** Prompt **
Extract every line below that contains the word "this".

————

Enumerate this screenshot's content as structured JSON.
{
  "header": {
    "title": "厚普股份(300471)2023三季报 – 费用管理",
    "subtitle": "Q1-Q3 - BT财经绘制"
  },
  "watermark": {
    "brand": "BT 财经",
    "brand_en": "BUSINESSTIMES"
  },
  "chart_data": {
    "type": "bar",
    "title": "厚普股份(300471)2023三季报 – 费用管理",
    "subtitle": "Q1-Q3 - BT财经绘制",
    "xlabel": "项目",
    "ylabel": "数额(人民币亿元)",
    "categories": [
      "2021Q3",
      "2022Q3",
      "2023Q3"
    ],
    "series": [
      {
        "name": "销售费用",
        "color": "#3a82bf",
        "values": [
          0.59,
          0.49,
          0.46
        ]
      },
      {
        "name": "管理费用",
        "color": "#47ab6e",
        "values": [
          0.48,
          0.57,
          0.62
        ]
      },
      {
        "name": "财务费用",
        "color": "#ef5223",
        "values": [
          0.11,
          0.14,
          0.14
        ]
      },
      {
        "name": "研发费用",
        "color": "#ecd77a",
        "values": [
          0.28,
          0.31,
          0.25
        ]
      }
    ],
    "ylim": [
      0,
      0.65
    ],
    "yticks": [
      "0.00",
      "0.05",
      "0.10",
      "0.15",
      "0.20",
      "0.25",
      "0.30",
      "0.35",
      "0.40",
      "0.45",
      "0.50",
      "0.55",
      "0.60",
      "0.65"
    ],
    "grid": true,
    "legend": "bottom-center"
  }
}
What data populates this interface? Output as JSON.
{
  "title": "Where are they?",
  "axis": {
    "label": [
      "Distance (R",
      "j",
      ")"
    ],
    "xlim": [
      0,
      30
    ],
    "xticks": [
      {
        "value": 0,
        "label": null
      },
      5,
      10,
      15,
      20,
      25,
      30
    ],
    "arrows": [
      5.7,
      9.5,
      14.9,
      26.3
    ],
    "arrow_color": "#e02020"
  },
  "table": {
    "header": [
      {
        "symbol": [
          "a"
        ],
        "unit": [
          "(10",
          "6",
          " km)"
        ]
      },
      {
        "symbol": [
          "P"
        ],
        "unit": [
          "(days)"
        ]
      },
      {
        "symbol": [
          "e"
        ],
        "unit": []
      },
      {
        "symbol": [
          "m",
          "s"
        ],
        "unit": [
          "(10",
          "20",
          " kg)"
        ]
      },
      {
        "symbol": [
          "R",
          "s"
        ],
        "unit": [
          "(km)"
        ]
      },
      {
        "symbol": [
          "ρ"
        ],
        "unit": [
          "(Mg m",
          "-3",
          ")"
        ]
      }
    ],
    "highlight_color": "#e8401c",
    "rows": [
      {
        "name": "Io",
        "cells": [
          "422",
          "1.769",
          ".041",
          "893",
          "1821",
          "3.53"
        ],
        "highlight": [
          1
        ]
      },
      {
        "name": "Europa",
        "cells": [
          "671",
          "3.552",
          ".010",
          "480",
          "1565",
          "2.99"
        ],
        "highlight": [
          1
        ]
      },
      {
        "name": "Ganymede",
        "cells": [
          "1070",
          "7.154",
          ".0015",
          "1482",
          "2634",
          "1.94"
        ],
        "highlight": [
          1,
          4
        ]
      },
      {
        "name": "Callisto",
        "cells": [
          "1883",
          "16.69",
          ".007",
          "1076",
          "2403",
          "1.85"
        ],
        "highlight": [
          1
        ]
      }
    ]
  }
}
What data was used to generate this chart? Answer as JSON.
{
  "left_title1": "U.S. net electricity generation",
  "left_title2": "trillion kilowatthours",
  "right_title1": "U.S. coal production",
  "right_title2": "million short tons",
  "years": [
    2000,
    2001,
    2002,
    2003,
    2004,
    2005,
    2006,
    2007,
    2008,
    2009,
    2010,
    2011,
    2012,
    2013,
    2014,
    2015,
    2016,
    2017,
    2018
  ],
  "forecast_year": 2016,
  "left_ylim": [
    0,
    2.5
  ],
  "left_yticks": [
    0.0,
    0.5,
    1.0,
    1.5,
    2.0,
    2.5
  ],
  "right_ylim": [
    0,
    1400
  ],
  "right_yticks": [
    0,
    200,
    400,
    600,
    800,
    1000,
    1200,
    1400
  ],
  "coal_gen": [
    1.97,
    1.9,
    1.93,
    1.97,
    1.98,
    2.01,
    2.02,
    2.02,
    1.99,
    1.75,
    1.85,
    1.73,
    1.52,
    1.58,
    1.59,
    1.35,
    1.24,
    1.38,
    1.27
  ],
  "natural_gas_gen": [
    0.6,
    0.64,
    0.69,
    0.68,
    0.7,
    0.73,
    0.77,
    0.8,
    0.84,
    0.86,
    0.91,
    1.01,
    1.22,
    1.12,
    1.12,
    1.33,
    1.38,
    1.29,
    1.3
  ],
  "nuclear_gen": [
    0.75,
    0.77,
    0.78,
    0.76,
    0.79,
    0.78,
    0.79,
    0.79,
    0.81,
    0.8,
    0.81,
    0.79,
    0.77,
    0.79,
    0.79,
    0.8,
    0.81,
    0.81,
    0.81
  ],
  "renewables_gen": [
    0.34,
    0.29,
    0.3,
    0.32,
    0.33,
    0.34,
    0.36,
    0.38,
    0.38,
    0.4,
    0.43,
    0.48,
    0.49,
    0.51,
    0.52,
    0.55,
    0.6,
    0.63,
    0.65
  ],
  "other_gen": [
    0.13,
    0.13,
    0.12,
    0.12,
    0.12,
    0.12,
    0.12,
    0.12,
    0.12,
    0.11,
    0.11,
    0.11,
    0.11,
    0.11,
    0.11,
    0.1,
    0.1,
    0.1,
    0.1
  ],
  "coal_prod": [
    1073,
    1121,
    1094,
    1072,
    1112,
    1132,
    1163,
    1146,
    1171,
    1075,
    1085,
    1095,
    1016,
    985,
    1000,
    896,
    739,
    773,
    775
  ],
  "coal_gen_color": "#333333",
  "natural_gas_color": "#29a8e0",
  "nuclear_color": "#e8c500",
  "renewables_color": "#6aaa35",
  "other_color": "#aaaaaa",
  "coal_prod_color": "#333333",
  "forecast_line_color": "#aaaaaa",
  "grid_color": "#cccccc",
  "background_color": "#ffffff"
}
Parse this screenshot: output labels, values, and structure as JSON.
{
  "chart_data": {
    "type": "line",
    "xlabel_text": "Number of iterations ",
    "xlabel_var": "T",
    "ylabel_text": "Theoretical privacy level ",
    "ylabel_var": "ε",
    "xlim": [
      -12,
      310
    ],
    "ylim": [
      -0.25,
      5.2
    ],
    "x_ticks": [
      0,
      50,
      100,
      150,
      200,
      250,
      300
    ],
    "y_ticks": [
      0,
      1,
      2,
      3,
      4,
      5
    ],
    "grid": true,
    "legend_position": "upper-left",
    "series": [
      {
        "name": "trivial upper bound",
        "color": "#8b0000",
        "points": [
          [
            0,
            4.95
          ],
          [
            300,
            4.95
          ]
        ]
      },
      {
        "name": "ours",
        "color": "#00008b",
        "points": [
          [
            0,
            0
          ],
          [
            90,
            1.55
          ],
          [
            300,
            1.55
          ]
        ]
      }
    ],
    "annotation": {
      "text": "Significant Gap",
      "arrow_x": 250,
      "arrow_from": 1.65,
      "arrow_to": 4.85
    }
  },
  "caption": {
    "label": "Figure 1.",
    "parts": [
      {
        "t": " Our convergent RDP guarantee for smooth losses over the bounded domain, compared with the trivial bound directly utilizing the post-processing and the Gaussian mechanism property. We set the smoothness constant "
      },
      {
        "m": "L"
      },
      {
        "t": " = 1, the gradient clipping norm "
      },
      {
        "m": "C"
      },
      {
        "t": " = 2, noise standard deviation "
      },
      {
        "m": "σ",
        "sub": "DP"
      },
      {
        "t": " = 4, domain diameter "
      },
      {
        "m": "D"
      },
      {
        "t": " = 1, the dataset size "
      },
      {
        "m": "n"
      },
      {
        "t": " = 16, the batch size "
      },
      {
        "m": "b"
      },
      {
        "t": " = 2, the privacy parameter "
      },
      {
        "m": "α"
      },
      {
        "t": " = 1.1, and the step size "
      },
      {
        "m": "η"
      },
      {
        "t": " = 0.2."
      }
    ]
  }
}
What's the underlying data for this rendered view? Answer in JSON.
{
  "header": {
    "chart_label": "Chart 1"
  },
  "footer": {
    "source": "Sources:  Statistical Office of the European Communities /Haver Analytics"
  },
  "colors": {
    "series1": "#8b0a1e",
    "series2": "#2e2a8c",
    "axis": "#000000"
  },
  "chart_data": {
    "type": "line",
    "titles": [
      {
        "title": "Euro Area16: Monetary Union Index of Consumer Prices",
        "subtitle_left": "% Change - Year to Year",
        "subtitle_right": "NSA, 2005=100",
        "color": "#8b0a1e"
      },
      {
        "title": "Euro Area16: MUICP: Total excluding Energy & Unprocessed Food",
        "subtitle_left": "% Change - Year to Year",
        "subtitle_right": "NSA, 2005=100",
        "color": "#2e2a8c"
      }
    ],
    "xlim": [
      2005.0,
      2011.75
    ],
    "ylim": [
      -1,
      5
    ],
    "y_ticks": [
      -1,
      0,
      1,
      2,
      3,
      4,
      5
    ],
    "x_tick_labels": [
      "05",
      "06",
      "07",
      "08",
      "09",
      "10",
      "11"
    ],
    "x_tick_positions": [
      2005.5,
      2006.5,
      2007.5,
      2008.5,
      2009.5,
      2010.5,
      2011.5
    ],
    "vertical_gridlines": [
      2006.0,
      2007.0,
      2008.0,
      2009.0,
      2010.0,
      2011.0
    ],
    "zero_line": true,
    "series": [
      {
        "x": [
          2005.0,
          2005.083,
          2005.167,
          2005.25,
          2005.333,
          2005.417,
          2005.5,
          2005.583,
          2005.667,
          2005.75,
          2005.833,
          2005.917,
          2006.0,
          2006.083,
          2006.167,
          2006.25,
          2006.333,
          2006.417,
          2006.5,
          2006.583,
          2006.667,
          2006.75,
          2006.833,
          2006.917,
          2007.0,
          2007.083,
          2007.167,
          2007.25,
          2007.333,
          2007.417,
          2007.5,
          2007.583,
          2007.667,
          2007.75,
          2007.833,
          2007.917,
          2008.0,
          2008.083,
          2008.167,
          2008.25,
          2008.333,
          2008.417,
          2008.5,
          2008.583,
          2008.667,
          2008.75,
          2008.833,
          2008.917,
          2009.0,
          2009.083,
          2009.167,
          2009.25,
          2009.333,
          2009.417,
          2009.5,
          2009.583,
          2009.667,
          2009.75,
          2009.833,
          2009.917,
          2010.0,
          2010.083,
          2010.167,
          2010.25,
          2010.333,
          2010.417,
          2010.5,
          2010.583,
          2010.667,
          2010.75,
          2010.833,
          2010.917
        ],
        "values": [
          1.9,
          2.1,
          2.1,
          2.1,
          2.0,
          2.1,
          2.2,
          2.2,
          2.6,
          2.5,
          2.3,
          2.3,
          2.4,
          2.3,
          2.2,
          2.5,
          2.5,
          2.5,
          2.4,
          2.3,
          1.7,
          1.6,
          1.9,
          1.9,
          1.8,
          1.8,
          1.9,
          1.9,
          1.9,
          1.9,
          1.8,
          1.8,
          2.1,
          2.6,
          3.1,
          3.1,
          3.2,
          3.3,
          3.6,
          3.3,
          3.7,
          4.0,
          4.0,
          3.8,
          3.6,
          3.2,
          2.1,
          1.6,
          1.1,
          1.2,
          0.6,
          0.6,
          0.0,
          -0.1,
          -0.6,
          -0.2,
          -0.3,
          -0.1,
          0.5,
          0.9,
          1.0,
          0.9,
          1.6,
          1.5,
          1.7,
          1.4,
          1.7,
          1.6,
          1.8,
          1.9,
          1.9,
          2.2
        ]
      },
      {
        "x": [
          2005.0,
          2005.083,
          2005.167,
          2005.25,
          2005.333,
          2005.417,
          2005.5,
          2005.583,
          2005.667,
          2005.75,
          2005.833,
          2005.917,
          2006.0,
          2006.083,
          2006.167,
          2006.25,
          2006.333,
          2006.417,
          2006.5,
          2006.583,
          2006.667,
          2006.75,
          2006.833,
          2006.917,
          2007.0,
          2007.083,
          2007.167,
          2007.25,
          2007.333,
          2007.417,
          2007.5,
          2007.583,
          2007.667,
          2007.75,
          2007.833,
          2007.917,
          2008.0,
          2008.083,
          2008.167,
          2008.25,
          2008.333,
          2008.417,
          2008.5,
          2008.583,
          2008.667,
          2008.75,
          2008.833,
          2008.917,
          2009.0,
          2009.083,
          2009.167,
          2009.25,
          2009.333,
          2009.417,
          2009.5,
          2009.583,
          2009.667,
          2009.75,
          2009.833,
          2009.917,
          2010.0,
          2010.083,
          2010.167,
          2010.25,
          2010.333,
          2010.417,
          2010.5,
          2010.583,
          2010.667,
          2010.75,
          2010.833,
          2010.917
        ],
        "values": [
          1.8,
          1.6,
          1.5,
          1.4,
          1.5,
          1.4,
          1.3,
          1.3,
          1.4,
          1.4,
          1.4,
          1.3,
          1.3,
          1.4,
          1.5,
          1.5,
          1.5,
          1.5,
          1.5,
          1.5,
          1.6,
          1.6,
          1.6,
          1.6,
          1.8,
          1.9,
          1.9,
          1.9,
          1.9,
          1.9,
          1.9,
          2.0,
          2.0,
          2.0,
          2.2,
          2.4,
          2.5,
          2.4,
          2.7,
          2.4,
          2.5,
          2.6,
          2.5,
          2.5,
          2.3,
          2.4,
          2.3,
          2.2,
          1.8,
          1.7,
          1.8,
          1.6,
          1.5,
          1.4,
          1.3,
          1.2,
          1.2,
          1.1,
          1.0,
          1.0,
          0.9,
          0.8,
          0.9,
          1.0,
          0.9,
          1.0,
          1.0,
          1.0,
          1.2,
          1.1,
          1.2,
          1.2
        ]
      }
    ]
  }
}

————

** Final answer **
Enumerate this screenshot's content as structured JSON.
What data populates this interface? Output as JSON.
What data was used to generate this chart? Answer as JSON.
Parse this screenshot: output labels, values, and structure as JSON.
What's the underlying data for this rendered view? Answer in JSON.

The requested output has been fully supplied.